## [RAW RECORDS]
===============
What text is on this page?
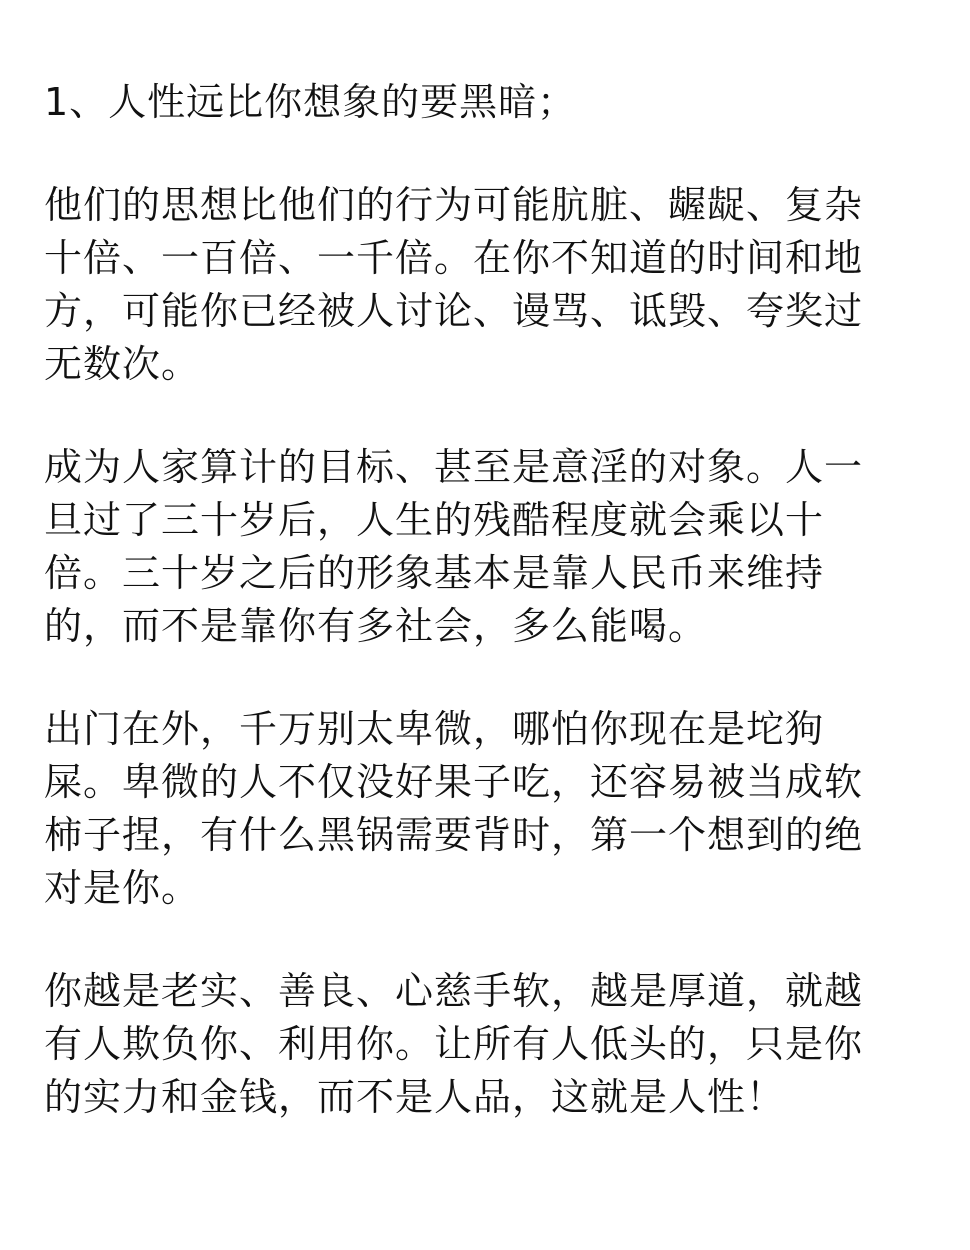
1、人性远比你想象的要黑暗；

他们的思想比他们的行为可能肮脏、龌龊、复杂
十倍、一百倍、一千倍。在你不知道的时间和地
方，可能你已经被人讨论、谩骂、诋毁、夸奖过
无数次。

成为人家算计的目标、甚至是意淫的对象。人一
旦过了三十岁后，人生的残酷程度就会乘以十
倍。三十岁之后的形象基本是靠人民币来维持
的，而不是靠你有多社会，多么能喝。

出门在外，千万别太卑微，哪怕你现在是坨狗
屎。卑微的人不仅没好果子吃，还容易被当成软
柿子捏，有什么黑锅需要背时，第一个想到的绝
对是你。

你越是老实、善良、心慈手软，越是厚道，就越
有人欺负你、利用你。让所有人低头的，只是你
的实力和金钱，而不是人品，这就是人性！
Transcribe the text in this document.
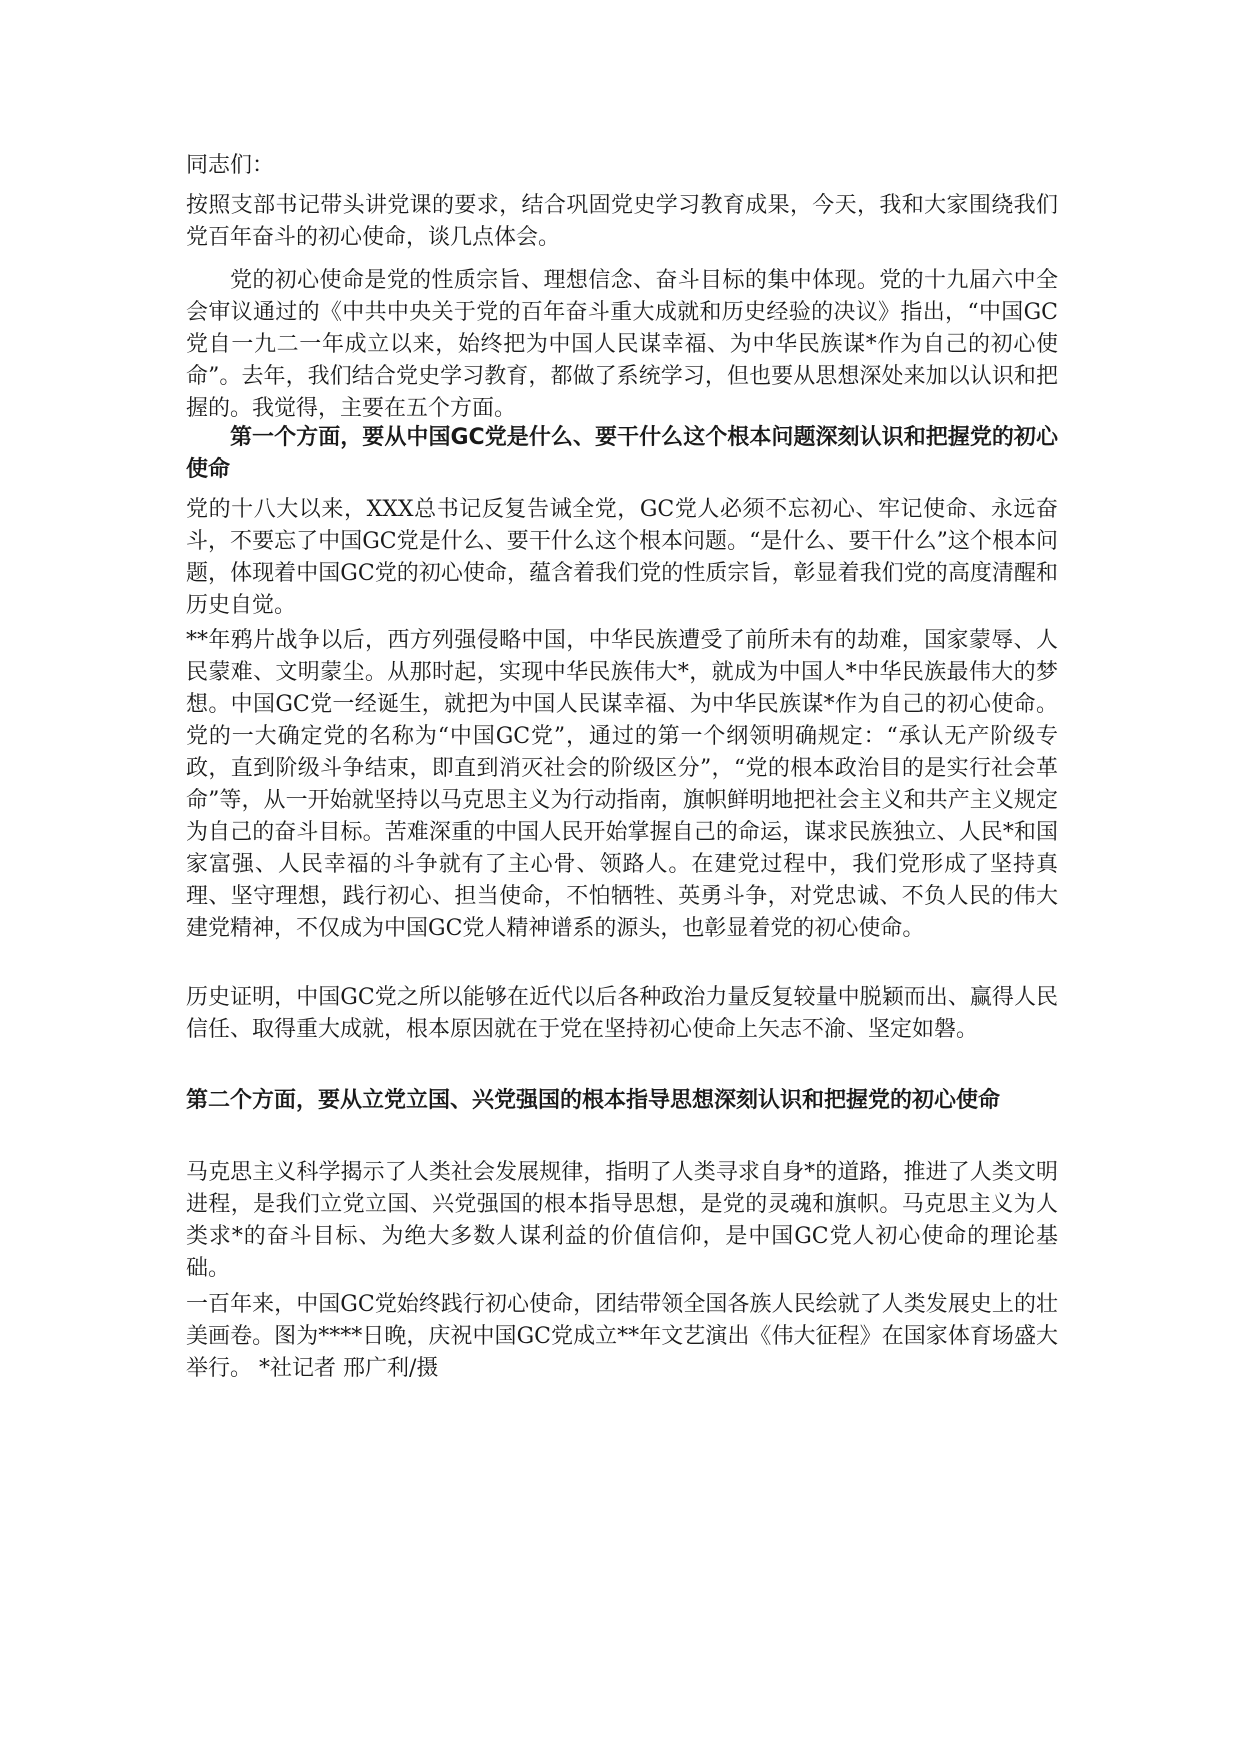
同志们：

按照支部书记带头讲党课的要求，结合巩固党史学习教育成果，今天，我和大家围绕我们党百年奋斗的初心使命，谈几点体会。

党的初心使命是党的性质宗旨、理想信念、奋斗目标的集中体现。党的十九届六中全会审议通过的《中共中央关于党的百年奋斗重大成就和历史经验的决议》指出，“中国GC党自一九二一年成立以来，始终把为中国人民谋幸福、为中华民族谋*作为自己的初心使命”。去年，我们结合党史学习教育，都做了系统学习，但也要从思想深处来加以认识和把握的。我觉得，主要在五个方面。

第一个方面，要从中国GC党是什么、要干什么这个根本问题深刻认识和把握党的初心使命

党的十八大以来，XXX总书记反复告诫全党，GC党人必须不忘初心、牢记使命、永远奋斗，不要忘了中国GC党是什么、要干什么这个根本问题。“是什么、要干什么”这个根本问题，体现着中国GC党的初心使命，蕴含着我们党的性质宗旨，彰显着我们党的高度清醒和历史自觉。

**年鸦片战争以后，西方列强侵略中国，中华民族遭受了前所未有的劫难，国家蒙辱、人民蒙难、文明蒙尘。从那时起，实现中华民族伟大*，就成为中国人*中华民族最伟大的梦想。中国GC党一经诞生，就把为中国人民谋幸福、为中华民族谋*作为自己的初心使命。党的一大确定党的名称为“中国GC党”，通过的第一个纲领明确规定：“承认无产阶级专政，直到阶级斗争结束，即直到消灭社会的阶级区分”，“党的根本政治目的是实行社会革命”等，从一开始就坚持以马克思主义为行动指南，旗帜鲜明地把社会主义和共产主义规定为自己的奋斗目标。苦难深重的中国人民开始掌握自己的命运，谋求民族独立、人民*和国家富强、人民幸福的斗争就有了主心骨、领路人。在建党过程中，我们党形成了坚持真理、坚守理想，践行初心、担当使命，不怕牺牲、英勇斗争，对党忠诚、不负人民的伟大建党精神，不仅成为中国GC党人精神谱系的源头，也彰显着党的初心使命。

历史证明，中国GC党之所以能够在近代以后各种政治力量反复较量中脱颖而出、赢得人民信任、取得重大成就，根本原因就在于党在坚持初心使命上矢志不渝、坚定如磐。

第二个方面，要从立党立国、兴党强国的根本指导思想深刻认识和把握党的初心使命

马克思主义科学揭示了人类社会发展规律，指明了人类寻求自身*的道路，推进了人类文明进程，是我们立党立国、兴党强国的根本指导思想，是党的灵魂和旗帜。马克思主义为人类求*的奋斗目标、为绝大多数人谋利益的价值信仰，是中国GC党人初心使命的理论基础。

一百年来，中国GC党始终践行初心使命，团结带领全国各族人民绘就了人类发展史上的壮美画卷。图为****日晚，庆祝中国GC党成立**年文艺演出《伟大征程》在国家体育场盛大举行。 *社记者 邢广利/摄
===============
Print the complete listing exactly as it stands, without its pictures.

## [RESPONSE BELOW]
What text is on this page?
1、人性远比你想象的要黑暗；

他们的思想比他们的行为可能肮脏、龌龊、复杂
十倍、一百倍、一千倍。在你不知道的时间和地
方，可能你已经被人讨论、谩骂、诋毁、夸奖过
无数次。

成为人家算计的目标、甚至是意淫的对象。人一
旦过了三十岁后，人生的残酷程度就会乘以十
倍。三十岁之后的形象基本是靠人民币来维持
的，而不是靠你有多社会，多么能喝。

出门在外，千万别太卑微，哪怕你现在是坨狗
屎。卑微的人不仅没好果子吃，还容易被当成软
柿子捏，有什么黑锅需要背时，第一个想到的绝
对是你。

你越是老实、善良、心慈手软，越是厚道，就越
有人欺负你、利用你。让所有人低头的，只是你
的实力和金钱，而不是人品，这就是人性！
Transcribe the text in this document.
同志们：

按照支部书记带头讲党课的要求，结合巩固党史学习教育成果，今天，我和大家围绕我们党百年奋斗的初心使命，谈几点体会。

党的初心使命是党的性质宗旨、理想信念、奋斗目标的集中体现。党的十九届六中全会审议通过的《中共中央关于党的百年奋斗重大成就和历史经验的决议》指出，“中国GC党自一九二一年成立以来，始终把为中国人民谋幸福、为中华民族谋*作为自己的初心使命”。去年，我们结合党史学习教育，都做了系统学习，但也要从思想深处来加以认识和把握的。我觉得，主要在五个方面。

第一个方面，要从中国GC党是什么、要干什么这个根本问题深刻认识和把握党的初心使命

党的十八大以来，XXX总书记反复告诫全党，GC党人必须不忘初心、牢记使命、永远奋斗，不要忘了中国GC党是什么、要干什么这个根本问题。“是什么、要干什么”这个根本问题，体现着中国GC党的初心使命，蕴含着我们党的性质宗旨，彰显着我们党的高度清醒和历史自觉。

**年鸦片战争以后，西方列强侵略中国，中华民族遭受了前所未有的劫难，国家蒙辱、人民蒙难、文明蒙尘。从那时起，实现中华民族伟大*，就成为中国人*中华民族最伟大的梦想。中国GC党一经诞生，就把为中国人民谋幸福、为中华民族谋*作为自己的初心使命。党的一大确定党的名称为“中国GC党”，通过的第一个纲领明确规定：“承认无产阶级专政，直到阶级斗争结束，即直到消灭社会的阶级区分”，“党的根本政治目的是实行社会革命”等，从一开始就坚持以马克思主义为行动指南，旗帜鲜明地把社会主义和共产主义规定为自己的奋斗目标。苦难深重的中国人民开始掌握自己的命运，谋求民族独立、人民*和国家富强、人民幸福的斗争就有了主心骨、领路人。在建党过程中，我们党形成了坚持真理、坚守理想，践行初心、担当使命，不怕牺牲、英勇斗争，对党忠诚、不负人民的伟大建党精神，不仅成为中国GC党人精神谱系的源头，也彰显着党的初心使命。

历史证明，中国GC党之所以能够在近代以后各种政治力量反复较量中脱颖而出、赢得人民信任、取得重大成就，根本原因就在于党在坚持初心使命上矢志不渝、坚定如磐。

第二个方面，要从立党立国、兴党强国的根本指导思想深刻认识和把握党的初心使命

马克思主义科学揭示了人类社会发展规律，指明了人类寻求自身*的道路，推进了人类文明进程，是我们立党立国、兴党强国的根本指导思想，是党的灵魂和旗帜。马克思主义为人类求*的奋斗目标、为绝大多数人谋利益的价值信仰，是中国GC党人初心使命的理论基础。

一百年来，中国GC党始终践行初心使命，团结带领全国各族人民绘就了人类发展史上的壮美画卷。图为****日晚，庆祝中国GC党成立**年文艺演出《伟大征程》在国家体育场盛大举行。 *社记者 邢广利/摄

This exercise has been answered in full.